** start Entries provided **

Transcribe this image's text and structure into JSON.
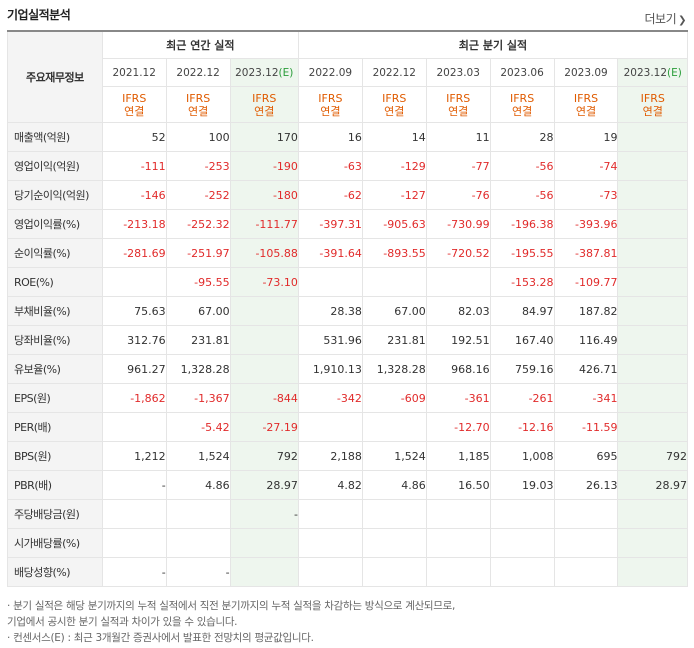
{
  "title": "기업실적분석",
  "more_label": "더보기",
  "more_icon": "chevron-right-icon",
  "header": {
    "row_label": "주요재무정보",
    "annual_title": "최근 연간 실적",
    "quarter_title": "최근 분기 실적",
    "annual_periods": [
      "2021.12",
      "2022.12",
      "2023.12"
    ],
    "annual_est_suffix": "(E)",
    "quarter_periods": [
      "2022.09",
      "2022.12",
      "2023.03",
      "2023.06",
      "2023.09",
      "2023.12"
    ],
    "quarter_est_suffix": "(E)",
    "basis_top": "IFRS",
    "basis_bottom": "연결"
  },
  "rows": [
    {
      "label": "매출액(억원)",
      "values": [
        "52",
        "100",
        "170",
        "16",
        "14",
        "11",
        "28",
        "19",
        ""
      ]
    },
    {
      "label": "영업이익(억원)",
      "values": [
        "-111",
        "-253",
        "-190",
        "-63",
        "-129",
        "-77",
        "-56",
        "-74",
        ""
      ]
    },
    {
      "label": "당기순이익(억원)",
      "values": [
        "-146",
        "-252",
        "-180",
        "-62",
        "-127",
        "-76",
        "-56",
        "-73",
        ""
      ]
    },
    {
      "label": "영업이익률(%)",
      "values": [
        "-213.18",
        "-252.32",
        "-111.77",
        "-397.31",
        "-905.63",
        "-730.99",
        "-196.38",
        "-393.96",
        ""
      ]
    },
    {
      "label": "순이익률(%)",
      "values": [
        "-281.69",
        "-251.97",
        "-105.88",
        "-391.64",
        "-893.55",
        "-720.52",
        "-195.55",
        "-387.81",
        ""
      ]
    },
    {
      "label": "ROE(%)",
      "values": [
        "",
        "-95.55",
        "-73.10",
        "",
        "",
        "",
        "-153.28",
        "-109.77",
        ""
      ]
    },
    {
      "label": "부채비율(%)",
      "values": [
        "75.63",
        "67.00",
        "",
        "28.38",
        "67.00",
        "82.03",
        "84.97",
        "187.82",
        ""
      ]
    },
    {
      "label": "당좌비율(%)",
      "values": [
        "312.76",
        "231.81",
        "",
        "531.96",
        "231.81",
        "192.51",
        "167.40",
        "116.49",
        ""
      ]
    },
    {
      "label": "유보율(%)",
      "values": [
        "961.27",
        "1,328.28",
        "",
        "1,910.13",
        "1,328.28",
        "968.16",
        "759.16",
        "426.71",
        ""
      ]
    },
    {
      "label": "EPS(원)",
      "values": [
        "-1,862",
        "-1,367",
        "-844",
        "-342",
        "-609",
        "-361",
        "-261",
        "-341",
        ""
      ]
    },
    {
      "label": "PER(배)",
      "values": [
        "",
        "-5.42",
        "-27.19",
        "",
        "",
        "-12.70",
        "-12.16",
        "-11.59",
        ""
      ]
    },
    {
      "label": "BPS(원)",
      "values": [
        "1,212",
        "1,524",
        "792",
        "2,188",
        "1,524",
        "1,185",
        "1,008",
        "695",
        "792"
      ]
    },
    {
      "label": "PBR(배)",
      "values": [
        "-",
        "4.86",
        "28.97",
        "4.82",
        "4.86",
        "16.50",
        "19.03",
        "26.13",
        "28.97"
      ]
    },
    {
      "label": "주당배당금(원)",
      "values": [
        "",
        "",
        "-",
        "",
        "",
        "",
        "",
        "",
        ""
      ]
    },
    {
      "label": "시가배당률(%)",
      "values": [
        "",
        "",
        "",
        "",
        "",
        "",
        "",
        "",
        ""
      ]
    },
    {
      "label": "배당성향(%)",
      "values": [
        "-",
        "-",
        "",
        "",
        "",
        "",
        "",
        "",
        ""
      ]
    }
  ],
  "notes": [
    "· 분기 실적은 해당 분기까지의 누적 실적에서 직전 분기까지의 누적 실적을 차감하는 방식으로 계산되므로,",
    "  기업에서 공시한 분기 실적과 차이가 있을 수 있습니다.",
    "· 컨센서스(E) : 최근 3개월간 증권사에서 발표한 전망치의 평균값입니다."
  ],
  "colors": {
    "negative": "#e12b2b",
    "basis": "#e05b00",
    "estimate_bg": "#eef6ee",
    "estimate_mark": "#2a9d3a"
  }
}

** end Entries provided **

Given problem :: Quote the entries above word for word. Leave the images out.

Result below ::
Transcribe this image's text and structure into JSON.
{
  "title": "기업실적분석",
  "more_label": "더보기",
  "more_icon": "chevron-right-icon",
  "header": {
    "row_label": "주요재무정보",
    "annual_title": "최근 연간 실적",
    "quarter_title": "최근 분기 실적",
    "annual_periods": [
      "2021.12",
      "2022.12",
      "2023.12"
    ],
    "annual_est_suffix": "(E)",
    "quarter_periods": [
      "2022.09",
      "2022.12",
      "2023.03",
      "2023.06",
      "2023.09",
      "2023.12"
    ],
    "quarter_est_suffix": "(E)",
    "basis_top": "IFRS",
    "basis_bottom": "연결"
  },
  "rows": [
    {
      "label": "매출액(억원)",
      "values": [
        "52",
        "100",
        "170",
        "16",
        "14",
        "11",
        "28",
        "19",
        ""
      ]
    },
    {
      "label": "영업이익(억원)",
      "values": [
        "-111",
        "-253",
        "-190",
        "-63",
        "-129",
        "-77",
        "-56",
        "-74",
        ""
      ]
    },
    {
      "label": "당기순이익(억원)",
      "values": [
        "-146",
        "-252",
        "-180",
        "-62",
        "-127",
        "-76",
        "-56",
        "-73",
        ""
      ]
    },
    {
      "label": "영업이익률(%)",
      "values": [
        "-213.18",
        "-252.32",
        "-111.77",
        "-397.31",
        "-905.63",
        "-730.99",
        "-196.38",
        "-393.96",
        ""
      ]
    },
    {
      "label": "순이익률(%)",
      "values": [
        "-281.69",
        "-251.97",
        "-105.88",
        "-391.64",
        "-893.55",
        "-720.52",
        "-195.55",
        "-387.81",
        ""
      ]
    },
    {
      "label": "ROE(%)",
      "values": [
        "",
        "-95.55",
        "-73.10",
        "",
        "",
        "",
        "-153.28",
        "-109.77",
        ""
      ]
    },
    {
      "label": "부채비율(%)",
      "values": [
        "75.63",
        "67.00",
        "",
        "28.38",
        "67.00",
        "82.03",
        "84.97",
        "187.82",
        ""
      ]
    },
    {
      "label": "당좌비율(%)",
      "values": [
        "312.76",
        "231.81",
        "",
        "531.96",
        "231.81",
        "192.51",
        "167.40",
        "116.49",
        ""
      ]
    },
    {
      "label": "유보율(%)",
      "values": [
        "961.27",
        "1,328.28",
        "",
        "1,910.13",
        "1,328.28",
        "968.16",
        "759.16",
        "426.71",
        ""
      ]
    },
    {
      "label": "EPS(원)",
      "values": [
        "-1,862",
        "-1,367",
        "-844",
        "-342",
        "-609",
        "-361",
        "-261",
        "-341",
        ""
      ]
    },
    {
      "label": "PER(배)",
      "values": [
        "",
        "-5.42",
        "-27.19",
        "",
        "",
        "-12.70",
        "-12.16",
        "-11.59",
        ""
      ]
    },
    {
      "label": "BPS(원)",
      "values": [
        "1,212",
        "1,524",
        "792",
        "2,188",
        "1,524",
        "1,185",
        "1,008",
        "695",
        "792"
      ]
    },
    {
      "label": "PBR(배)",
      "values": [
        "-",
        "4.86",
        "28.97",
        "4.82",
        "4.86",
        "16.50",
        "19.03",
        "26.13",
        "28.97"
      ]
    },
    {
      "label": "주당배당금(원)",
      "values": [
        "",
        "",
        "-",
        "",
        "",
        "",
        "",
        "",
        ""
      ]
    },
    {
      "label": "시가배당률(%)",
      "values": [
        "",
        "",
        "",
        "",
        "",
        "",
        "",
        "",
        ""
      ]
    },
    {
      "label": "배당성향(%)",
      "values": [
        "-",
        "-",
        "",
        "",
        "",
        "",
        "",
        "",
        ""
      ]
    }
  ],
  "notes": [
    "· 분기 실적은 해당 분기까지의 누적 실적에서 직전 분기까지의 누적 실적을 차감하는 방식으로 계산되므로,",
    "  기업에서 공시한 분기 실적과 차이가 있을 수 있습니다.",
    "· 컨센서스(E) : 최근 3개월간 증권사에서 발표한 전망치의 평균값입니다."
  ],
  "colors": {
    "negative": "#e12b2b",
    "basis": "#e05b00",
    "estimate_bg": "#eef6ee",
    "estimate_mark": "#2a9d3a"
  }
}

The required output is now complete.